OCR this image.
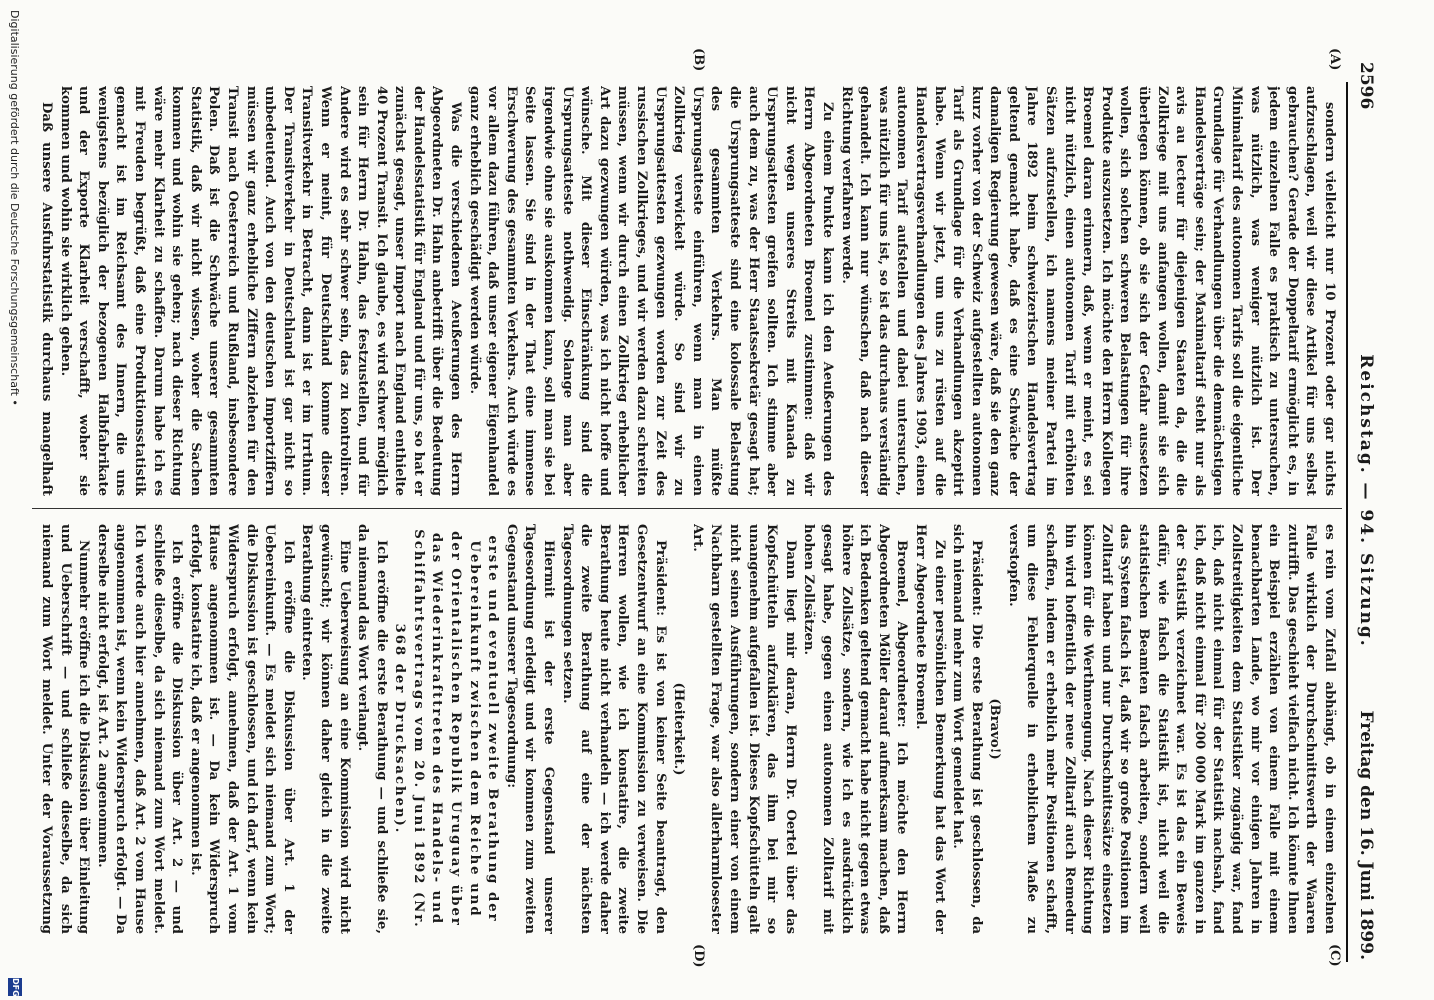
2596
Reichstag. — 94. Sitzung.
Freitag den 16. Juni 1899.
(A)
(B)
(C)
(D)

sondern vielleicht nur 10 Prozent oder gar nichts aufzuschlagen, weil wir diese Artikel für uns selbst gebrauchen? Gerade der Doppeltarif ermöglicht es, in jedem einzelnen Falle es praktisch zu untersuchen, was nützlich, was weniger nützlich ist. Der Minimaltarif des autonomen Tarifs soll die eigentliche Grundlage für Verhandlungen über die demnächstigen Handelsverträge sein; der Maximaltarif steht nur als avis au lecteur für diejenigen Staaten da, die die Zollkriege mit uns anfangen wollen, damit sie sich überlegen können, ob sie sich der Gefahr aussetzen wollen, sich solchen schweren Belastungen für ihre Produkte auszusetzen. Ich möchte den Herrn Kollegen Broemel daran erinnern, daß, wenn er meint, es sei nicht nützlich, einen autonomen Tarif mit erhöhten Sätzen aufzustellen, ich namens meiner Partei im Jahre 1892 beim schweizerischen Handelsvertrag geltend gemacht habe, daß es eine Schwäche der damaligen Regierung gewesen wäre, daß sie den ganz kurz vorher von der Schweiz aufgestellten autonomen Tarif als Grundlage für die Verhandlungen akzeptirt habe. Wenn wir jetzt, um uns zu rüsten auf die Handelsvertragsverhandlungen des Jahres 1903, einen autonomen Tarif aufstellen und dabei untersuchen, was nützlich für uns ist, so ist das durchaus verständig gehandelt. Ich kann nur wünschen, daß nach dieser Richtung verfahren werde.

Zu einem Punkte kann ich den Aeußerungen des Herrn Abgeordneten Broemel zustimmen: daß wir nicht wegen unseres Streits mit Kanada zu Ursprungsattesten greifen sollten. Ich stimme aber auch dem zu, was der Herr Staatssekretär gesagt hat; die Ursprungsatteste sind eine kolossale Belastung des gesammten Verkehrs. Man müßte Ursprungsatteste einführen, wenn man in einen Zollkrieg verwickelt würde. So sind wir zu Ursprungsattesten gezwungen worden zur Zeit des russischen Zollkrieges, und wir werden dazu schreiten müssen, wenn wir durch einen Zollkrieg erheblicher Art dazu gezwungen würden, was ich nicht hoffe und wünsche. Mit dieser Einschränkung sind die Ursprungsatteste nothwendig. Solange man aber irgendwie ohne sie auskommen kann, soll man sie bei Seite lassen. Sie sind in der That eine immense Erschwerung des gesammten Verkehrs. Auch würde es vor allem dazu führen, daß unser eigener Eigenhandel ganz erheblich geschädigt werden würde.

Was die verschiedenen Aeußerungen des Herrn Abgeordneten Dr. Hahn anbetrifft über die Bedeutung der Handelsstatistik für England und für uns, so hat er zunächst gesagt, unser Import nach England enthielte 40 Prozent Transit. Ich glaube, es wird schwer möglich sein für Herrn Dr. Hahn, das festzustellen, und für Andere wird es sehr schwer sein, das zu kontroliren. Wenn er meint, für Deutschland komme dieser Transitverkehr in Betracht, dann ist er im Irrthum. Der Transitverkehr in Deutschland ist gar nicht so unbedeutend. Auch von den deutschen Importziffern müssen wir ganz erhebliche Ziffern abziehen für den Transit nach Oesterreich und Rußland, insbesondere Polen. Daß ist die Schwäche unserer gesammten Statistik, daß wir nicht wissen, woher die Sachen kommen und wohin sie gehen; nach dieser Richtung wäre mehr Klarheit zu schaffen. Darum habe ich es mit Freuden begrüßt, daß eine Produktionsstatistik gemacht ist im Reichsamt des Innern, die uns wenigstens bezüglich der bezogenen Halbfabrikate und der Exporte Klarheit verschafft, woher sie kommen und wohin sie wirklich gehen.

Daß unsere Ausfuhrstatistik durchaus mangelhaft

es rein vom Zufall abhängt, ob in einem einzelnen Falle wirklich der Durchschnittswerth der Waaren zutrifft. Das geschieht vielfach nicht. Ich könnte Ihnen ein Beispiel erzählen von einem Falle mit einem benachbarten Lande, wo mir vor einigen Jahren in Zollstreitigkeiten dem Statistiker zugängig war, fand ich, daß nicht einmal für der Statistik nachsah, fand ich, daß nicht einmal für 200 000 Mark im ganzen in der Statistik verzeichnet war. Es ist das ein Beweis dafür, wie falsch die Statistik ist, nicht weil die statistischen Beamten falsch arbeiten, sondern weil das System falsch ist, daß wir so große Positionen im Zolltarif haben und nur Durchschnittssätze einsetzen können für die Werthmengung. Nach dieser Richtung hin wird hoffentlich der neue Zolltarif auch Remedur schaffen, indem er erheblich mehr Positionen schafft, um diese Fehlerquelle in erheblichem Maße zu verstopfen.

(Bravo!)

Präsident: Die erste Berathung ist geschlossen, da sich niemand mehr zum Wort gemeldet hat.

Zu einer persönlichen Bemerkung hat das Wort der Herr Abgeordnete Broemel.

Broemel, Abgeordneter: Ich möchte den Herrn Abgeordneten Möller darauf aufmerksam machen, daß ich Bedenken geltend gemacht habe nicht gegen etwas höhere Zollsätze, sondern, wie ich es ausdrücklich gesagt habe, gegen einen autonomen Zolltarif mit hohen Zollsätzen.

Dann liegt mir daran, Herrn Dr. Oertel über das Kopfschütteln aufzuklären, das ihm bei mir so unangenehm aufgefallen ist. Dieses Kopfschütteln galt nicht seinen Ausführungen, sondern einer von einem Nachbarn gestellten Frage, war also allerharmlosester Art.

(Heiterkeit.)

Präsident: Es ist von keiner Seite beantragt, den Gesetzentwurf an eine Kommission zu verweisen. Die Herren wollen, wie ich konstatire, die zweite Berathung heute nicht verhandeln — ich werde daher die zweite Berathung auf eine der nächsten Tagesordnungen setzen.

Hiermit ist der erste Gegenstand unserer Tagesordnung erledigt und wir kommen zum zweiten Gegenstand unserer Tagesordnung:

erste und eventuell zweite Berathung der Uebereinkunft zwischen dem Reiche und der Orientalischen Republik Uruguay über das Wiederinkrafttreten des Handels- und Schiffahrtsvertrags vom 20. Juni 1892 (Nr. 368 der Drucksachen).

Ich eröffne die erste Berathung — und schließe sie, da niemand das Wort verlangt.

Eine Ueberweisung an eine Kommission wird nicht gewünscht; wir können daher gleich in die zweite Berathung eintreten.

Ich eröffne die Diskussion über Art. 1 der Uebereinkunft. — Es meldet sich niemand zum Wort; die Diskussion ist geschlossen, und ich darf, wenn kein Widerspruch erfolgt, annehmen, daß der Art. 1 vom Hause angenommen ist. — Da kein Widerspruch erfolgt, konstatire ich, daß er angenommen ist.

Ich eröffne die Diskussion über Art. 2 — und schließe dieselbe, da sich niemand zum Wort meldet. Ich werde auch hier annehmen, daß Art. 2 vom Hause angenommen ist, wenn kein Widerspruch erfolgt. — Da derselbe nicht erfolgt, ist Art. 2 angenommen.

Nunmehr eröffne ich die Diskussion über Einleitung und Ueberschrift — und schließe dieselbe, da sich niemand zum Wort meldet. Unter der Voraussetzung

Digitalisierung gefördert durch die Deutsche Forschungsgemeinschaft •
DFG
========================================
(INSTRUCTIONS FOR THE TASK):
Return the whole listing, word for word, and leave out every picture.

(RESPONSE BOX):
OCR this image.
2596
Reichstag. — 94. Sitzung.
Freitag den 16. Juni 1899.
(A)
(B)
(C)
(D)

sondern vielleicht nur 10 Prozent oder gar nichts aufzuschlagen, weil wir diese Artikel für uns selbst gebrauchen? Gerade der Doppeltarif ermöglicht es, in jedem einzelnen Falle es praktisch zu untersuchen, was nützlich, was weniger nützlich ist. Der Minimaltarif des autonomen Tarifs soll die eigentliche Grundlage für Verhandlungen über die demnächstigen Handelsverträge sein; der Maximaltarif steht nur als avis au lecteur für diejenigen Staaten da, die die Zollkriege mit uns anfangen wollen, damit sie sich überlegen können, ob sie sich der Gefahr aussetzen wollen, sich solchen schweren Belastungen für ihre Produkte auszusetzen. Ich möchte den Herrn Kollegen Broemel daran erinnern, daß, wenn er meint, es sei nicht nützlich, einen autonomen Tarif mit erhöhten Sätzen aufzustellen, ich namens meiner Partei im Jahre 1892 beim schweizerischen Handelsvertrag geltend gemacht habe, daß es eine Schwäche der damaligen Regierung gewesen wäre, daß sie den ganz kurz vorher von der Schweiz aufgestellten autonomen Tarif als Grundlage für die Verhandlungen akzeptirt habe. Wenn wir jetzt, um uns zu rüsten auf die Handelsvertragsverhandlungen des Jahres 1903, einen autonomen Tarif aufstellen und dabei untersuchen, was nützlich für uns ist, so ist das durchaus verständig gehandelt. Ich kann nur wünschen, daß nach dieser Richtung verfahren werde.

Zu einem Punkte kann ich den Aeußerungen des Herrn Abgeordneten Broemel zustimmen: daß wir nicht wegen unseres Streits mit Kanada zu Ursprungsattesten greifen sollten. Ich stimme aber auch dem zu, was der Herr Staatssekretär gesagt hat; die Ursprungsatteste sind eine kolossale Belastung des gesammten Verkehrs. Man müßte Ursprungsatteste einführen, wenn man in einen Zollkrieg verwickelt würde. So sind wir zu Ursprungsattesten gezwungen worden zur Zeit des russischen Zollkrieges, und wir werden dazu schreiten müssen, wenn wir durch einen Zollkrieg erheblicher Art dazu gezwungen würden, was ich nicht hoffe und wünsche. Mit dieser Einschränkung sind die Ursprungsatteste nothwendig. Solange man aber irgendwie ohne sie auskommen kann, soll man sie bei Seite lassen. Sie sind in der That eine immense Erschwerung des gesammten Verkehrs. Auch würde es vor allem dazu führen, daß unser eigener Eigenhandel ganz erheblich geschädigt werden würde.

Was die verschiedenen Aeußerungen des Herrn Abgeordneten Dr. Hahn anbetrifft über die Bedeutung der Handelsstatistik für England und für uns, so hat er zunächst gesagt, unser Import nach England enthielte 40 Prozent Transit. Ich glaube, es wird schwer möglich sein für Herrn Dr. Hahn, das festzustellen, und für Andere wird es sehr schwer sein, das zu kontroliren. Wenn er meint, für Deutschland komme dieser Transitverkehr in Betracht, dann ist er im Irrthum. Der Transitverkehr in Deutschland ist gar nicht so unbedeutend. Auch von den deutschen Importziffern müssen wir ganz erhebliche Ziffern abziehen für den Transit nach Oesterreich und Rußland, insbesondere Polen. Daß ist die Schwäche unserer gesammten Statistik, daß wir nicht wissen, woher die Sachen kommen und wohin sie gehen; nach dieser Richtung wäre mehr Klarheit zu schaffen. Darum habe ich es mit Freuden begrüßt, daß eine Produktionsstatistik gemacht ist im Reichsamt des Innern, die uns wenigstens bezüglich der bezogenen Halbfabrikate und der Exporte Klarheit verschafft, woher sie kommen und wohin sie wirklich gehen.

Daß unsere Ausfuhrstatistik durchaus mangelhaft

es rein vom Zufall abhängt, ob in einem einzelnen Falle wirklich der Durchschnittswerth der Waaren zutrifft. Das geschieht vielfach nicht. Ich könnte Ihnen ein Beispiel erzählen von einem Falle mit einem benachbarten Lande, wo mir vor einigen Jahren in Zollstreitigkeiten dem Statistiker zugängig war, fand ich, daß nicht einmal für der Statistik nachsah, fand ich, daß nicht einmal für 200 000 Mark im ganzen in der Statistik verzeichnet war. Es ist das ein Beweis dafür, wie falsch die Statistik ist, nicht weil die statistischen Beamten falsch arbeiten, sondern weil das System falsch ist, daß wir so große Positionen im Zolltarif haben und nur Durchschnittssätze einsetzen können für die Werthmengung. Nach dieser Richtung hin wird hoffentlich der neue Zolltarif auch Remedur schaffen, indem er erheblich mehr Positionen schafft, um diese Fehlerquelle in erheblichem Maße zu verstopfen.

(Bravo!)

Präsident: Die erste Berathung ist geschlossen, da sich niemand mehr zum Wort gemeldet hat.

Zu einer persönlichen Bemerkung hat das Wort der Herr Abgeordnete Broemel.

Broemel, Abgeordneter: Ich möchte den Herrn Abgeordneten Möller darauf aufmerksam machen, daß ich Bedenken geltend gemacht habe nicht gegen etwas höhere Zollsätze, sondern, wie ich es ausdrücklich gesagt habe, gegen einen autonomen Zolltarif mit hohen Zollsätzen.

Dann liegt mir daran, Herrn Dr. Oertel über das Kopfschütteln aufzuklären, das ihm bei mir so unangenehm aufgefallen ist. Dieses Kopfschütteln galt nicht seinen Ausführungen, sondern einer von einem Nachbarn gestellten Frage, war also allerharmlosester Art.

(Heiterkeit.)

Präsident: Es ist von keiner Seite beantragt, den Gesetzentwurf an eine Kommission zu verweisen. Die Herren wollen, wie ich konstatire, die zweite Berathung heute nicht verhandeln — ich werde daher die zweite Berathung auf eine der nächsten Tagesordnungen setzen.

Hiermit ist der erste Gegenstand unserer Tagesordnung erledigt und wir kommen zum zweiten Gegenstand unserer Tagesordnung:

erste und eventuell zweite Berathung der Uebereinkunft zwischen dem Reiche und der Orientalischen Republik Uruguay über das Wiederinkrafttreten des Handels- und Schiffahrtsvertrags vom 20. Juni 1892 (Nr. 368 der Drucksachen).

Ich eröffne die erste Berathung — und schließe sie, da niemand das Wort verlangt.

Eine Ueberweisung an eine Kommission wird nicht gewünscht; wir können daher gleich in die zweite Berathung eintreten.

Ich eröffne die Diskussion über Art. 1 der Uebereinkunft. — Es meldet sich niemand zum Wort; die Diskussion ist geschlossen, und ich darf, wenn kein Widerspruch erfolgt, annehmen, daß der Art. 1 vom Hause angenommen ist. — Da kein Widerspruch erfolgt, konstatire ich, daß er angenommen ist.

Ich eröffne die Diskussion über Art. 2 — und schließe dieselbe, da sich niemand zum Wort meldet. Ich werde auch hier annehmen, daß Art. 2 vom Hause angenommen ist, wenn kein Widerspruch erfolgt. — Da derselbe nicht erfolgt, ist Art. 2 angenommen.

Nunmehr eröffne ich die Diskussion über Einleitung und Ueberschrift — und schließe dieselbe, da sich niemand zum Wort meldet. Unter der Voraussetzung

Digitalisierung gefördert durch die Deutsche Forschungsgemeinschaft •
DFG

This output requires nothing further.